● TASK INSTRUCTIONS
Locate every line in the records below that holds the word "покрытие" and return each one.

========

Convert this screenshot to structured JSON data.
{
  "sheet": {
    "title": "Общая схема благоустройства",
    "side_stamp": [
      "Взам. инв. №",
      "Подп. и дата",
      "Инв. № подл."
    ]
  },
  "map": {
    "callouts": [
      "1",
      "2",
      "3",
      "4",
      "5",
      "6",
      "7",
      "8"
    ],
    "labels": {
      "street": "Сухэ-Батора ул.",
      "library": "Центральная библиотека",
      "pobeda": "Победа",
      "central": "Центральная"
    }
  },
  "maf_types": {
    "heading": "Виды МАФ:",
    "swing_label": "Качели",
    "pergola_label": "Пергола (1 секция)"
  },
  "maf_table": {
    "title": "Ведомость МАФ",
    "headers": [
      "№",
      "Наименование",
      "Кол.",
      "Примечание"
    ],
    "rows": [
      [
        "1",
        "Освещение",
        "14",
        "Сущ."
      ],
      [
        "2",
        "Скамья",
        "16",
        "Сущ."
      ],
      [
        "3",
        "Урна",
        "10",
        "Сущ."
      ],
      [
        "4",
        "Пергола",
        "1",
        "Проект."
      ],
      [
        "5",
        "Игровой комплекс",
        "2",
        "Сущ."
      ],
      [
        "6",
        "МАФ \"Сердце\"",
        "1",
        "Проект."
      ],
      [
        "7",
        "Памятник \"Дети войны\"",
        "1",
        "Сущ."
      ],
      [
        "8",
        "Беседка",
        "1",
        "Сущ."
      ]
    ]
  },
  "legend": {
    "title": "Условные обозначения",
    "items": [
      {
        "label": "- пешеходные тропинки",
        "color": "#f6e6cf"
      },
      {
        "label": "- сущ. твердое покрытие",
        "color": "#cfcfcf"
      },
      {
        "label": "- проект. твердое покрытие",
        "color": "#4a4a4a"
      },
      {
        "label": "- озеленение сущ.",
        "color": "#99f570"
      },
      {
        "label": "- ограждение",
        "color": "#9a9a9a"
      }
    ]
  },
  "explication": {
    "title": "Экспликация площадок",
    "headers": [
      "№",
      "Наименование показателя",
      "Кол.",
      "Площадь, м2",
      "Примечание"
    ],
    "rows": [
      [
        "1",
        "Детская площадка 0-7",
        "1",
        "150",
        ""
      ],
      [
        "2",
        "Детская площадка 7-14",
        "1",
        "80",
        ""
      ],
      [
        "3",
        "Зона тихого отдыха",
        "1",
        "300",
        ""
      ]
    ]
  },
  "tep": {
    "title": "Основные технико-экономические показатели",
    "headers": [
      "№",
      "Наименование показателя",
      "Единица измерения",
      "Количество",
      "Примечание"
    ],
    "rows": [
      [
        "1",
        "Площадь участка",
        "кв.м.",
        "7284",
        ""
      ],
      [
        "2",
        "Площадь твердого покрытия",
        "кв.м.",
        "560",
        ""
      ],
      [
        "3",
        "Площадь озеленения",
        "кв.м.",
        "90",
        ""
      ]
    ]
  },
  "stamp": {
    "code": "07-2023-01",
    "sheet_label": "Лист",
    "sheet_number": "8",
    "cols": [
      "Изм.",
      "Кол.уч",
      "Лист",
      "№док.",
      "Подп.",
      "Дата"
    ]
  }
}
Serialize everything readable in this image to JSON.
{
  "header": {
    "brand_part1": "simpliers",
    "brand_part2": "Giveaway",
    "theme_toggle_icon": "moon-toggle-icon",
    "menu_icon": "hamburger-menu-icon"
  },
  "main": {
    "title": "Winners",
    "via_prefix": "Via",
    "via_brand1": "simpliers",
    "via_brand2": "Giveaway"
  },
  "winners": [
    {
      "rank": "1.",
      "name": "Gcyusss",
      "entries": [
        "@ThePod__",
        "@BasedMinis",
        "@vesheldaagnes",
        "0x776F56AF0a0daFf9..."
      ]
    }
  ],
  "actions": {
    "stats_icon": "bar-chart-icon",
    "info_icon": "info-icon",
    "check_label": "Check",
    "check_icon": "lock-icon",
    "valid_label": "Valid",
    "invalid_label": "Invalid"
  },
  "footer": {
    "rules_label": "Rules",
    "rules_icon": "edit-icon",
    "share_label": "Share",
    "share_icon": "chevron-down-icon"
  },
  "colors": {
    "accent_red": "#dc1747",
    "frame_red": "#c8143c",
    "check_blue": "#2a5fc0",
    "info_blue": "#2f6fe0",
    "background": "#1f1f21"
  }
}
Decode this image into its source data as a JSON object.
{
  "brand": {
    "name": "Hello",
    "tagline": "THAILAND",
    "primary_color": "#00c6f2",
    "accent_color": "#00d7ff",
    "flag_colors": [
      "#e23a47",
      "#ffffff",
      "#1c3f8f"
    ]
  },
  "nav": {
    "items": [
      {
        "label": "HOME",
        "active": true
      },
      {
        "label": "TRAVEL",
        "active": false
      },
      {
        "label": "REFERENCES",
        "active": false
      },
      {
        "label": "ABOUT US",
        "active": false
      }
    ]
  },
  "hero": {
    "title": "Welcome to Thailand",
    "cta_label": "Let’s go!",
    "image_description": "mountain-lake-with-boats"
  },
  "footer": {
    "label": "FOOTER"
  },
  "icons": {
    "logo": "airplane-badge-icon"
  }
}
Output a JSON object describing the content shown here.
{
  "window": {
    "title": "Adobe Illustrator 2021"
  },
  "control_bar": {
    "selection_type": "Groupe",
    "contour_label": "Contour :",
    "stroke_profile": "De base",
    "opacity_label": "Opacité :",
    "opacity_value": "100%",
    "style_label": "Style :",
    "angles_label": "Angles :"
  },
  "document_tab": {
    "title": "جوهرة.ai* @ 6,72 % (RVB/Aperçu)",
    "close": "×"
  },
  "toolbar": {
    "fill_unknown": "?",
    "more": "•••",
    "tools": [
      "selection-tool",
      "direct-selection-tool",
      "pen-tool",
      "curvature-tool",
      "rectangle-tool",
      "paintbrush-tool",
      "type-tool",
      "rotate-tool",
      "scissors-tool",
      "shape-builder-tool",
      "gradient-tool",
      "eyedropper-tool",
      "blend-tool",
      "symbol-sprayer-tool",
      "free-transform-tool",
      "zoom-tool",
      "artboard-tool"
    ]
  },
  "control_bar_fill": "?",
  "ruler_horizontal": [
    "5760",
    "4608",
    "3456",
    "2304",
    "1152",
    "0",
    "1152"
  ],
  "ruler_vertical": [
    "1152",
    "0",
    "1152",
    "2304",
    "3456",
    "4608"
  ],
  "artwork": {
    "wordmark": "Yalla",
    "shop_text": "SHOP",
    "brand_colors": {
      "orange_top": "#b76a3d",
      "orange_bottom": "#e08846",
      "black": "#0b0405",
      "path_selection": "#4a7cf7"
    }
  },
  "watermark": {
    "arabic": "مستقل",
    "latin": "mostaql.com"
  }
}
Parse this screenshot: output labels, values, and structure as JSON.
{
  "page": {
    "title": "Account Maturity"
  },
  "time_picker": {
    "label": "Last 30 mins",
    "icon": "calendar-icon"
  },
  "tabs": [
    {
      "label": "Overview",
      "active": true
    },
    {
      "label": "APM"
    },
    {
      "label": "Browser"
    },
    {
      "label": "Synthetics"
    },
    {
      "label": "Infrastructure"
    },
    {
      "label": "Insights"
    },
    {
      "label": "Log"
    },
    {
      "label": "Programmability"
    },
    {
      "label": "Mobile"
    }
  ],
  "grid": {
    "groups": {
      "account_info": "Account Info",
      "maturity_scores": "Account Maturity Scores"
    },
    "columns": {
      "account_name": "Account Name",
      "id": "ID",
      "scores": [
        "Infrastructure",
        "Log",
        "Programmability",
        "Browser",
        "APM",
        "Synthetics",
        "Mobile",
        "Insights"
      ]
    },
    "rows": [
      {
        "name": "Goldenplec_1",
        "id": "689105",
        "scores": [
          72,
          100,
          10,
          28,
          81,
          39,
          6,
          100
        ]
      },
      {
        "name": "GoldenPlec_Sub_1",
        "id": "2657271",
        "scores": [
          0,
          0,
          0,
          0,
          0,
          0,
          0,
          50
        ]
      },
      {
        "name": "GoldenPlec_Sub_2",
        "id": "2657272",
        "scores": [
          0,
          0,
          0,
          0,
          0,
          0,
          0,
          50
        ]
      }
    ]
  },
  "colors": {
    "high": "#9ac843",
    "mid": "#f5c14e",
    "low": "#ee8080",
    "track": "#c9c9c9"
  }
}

========

● COMPLETED TASK
        "label": "- сущ. твердое покрытие",
        "label": "- проект. твердое покрытие",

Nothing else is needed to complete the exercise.